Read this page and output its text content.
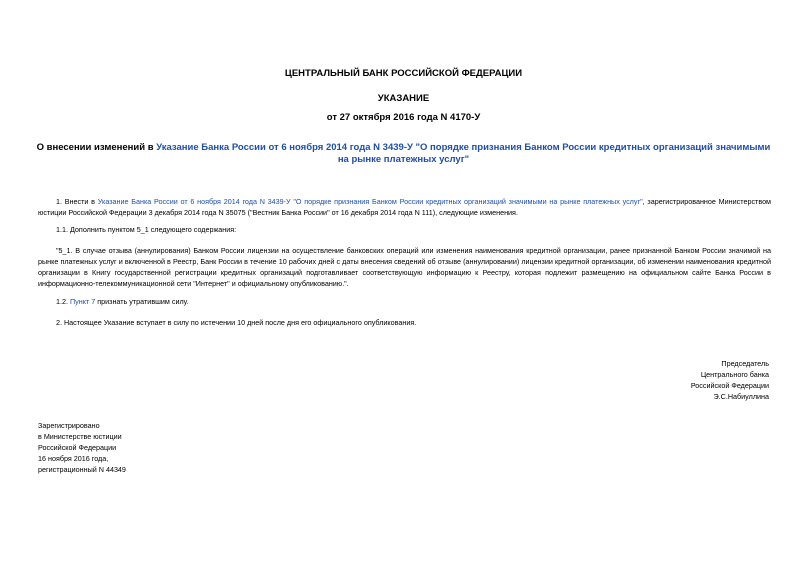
ЦЕНТРАЛЬНЫЙ БАНК РОССИЙСКОЙ ФЕДЕРАЦИИ
УКАЗАНИЕ
от 27 октября 2016 года N 4170-У
О внесении изменений в Указание Банка России от 6 ноября 2014 года N 3439-У "О порядке признания Банком России кредитных организаций значимыми на рынке платежных услуг"
1. Внести в Указание Банка России от 6 ноября 2014 года N 3439-У "О порядке признания Банком России кредитных организаций значимыми на рынке платежных услуг", зарегистрированное Министерством юстиции Российской Федерации 3 декабря 2014 года N 35075 ("Вестник Банка России" от 16 декабря 2014 года N 111), следующие изменения.
1.1. Дополнить пунктом 5_1 следующего содержания:
"5_1. В случае отзыва (аннулирования) Банком России лицензии на осуществление банковских операций или изменения наименования кредитной организации, ранее признанной Банком России значимой на рынке платежных услуг и включенной в Реестр, Банк России в течение 10 рабочих дней с даты внесения сведений об отзыве (аннулировании) лицензии кредитной организации, об изменении наименования кредитной организации в Книгу государственной регистрации кредитных организаций подготавливает соответствующую информацию к Реестру, которая подлежит размещению на официальном сайте Банка России в информационно-телекоммуникационной сети "Интернет" и официальному опубликованию.".
1.2. Пункт 7 признать утратившим силу.
2. Настоящее Указание вступает в силу по истечении 10 дней после дня его официального опубликования.
Председатель
Центрального банка
Российской Федерации
Э.С.Набиуллина
Зарегистрировано
в Министерстве юстиции
Российской Федерации
16 ноября 2016 года,
регистрационный N 44349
================
WHAT YOU SHOULD DO: Report the number of lines of the listing above that hold the string "силу", with no other text.

FINISHED TASK: 2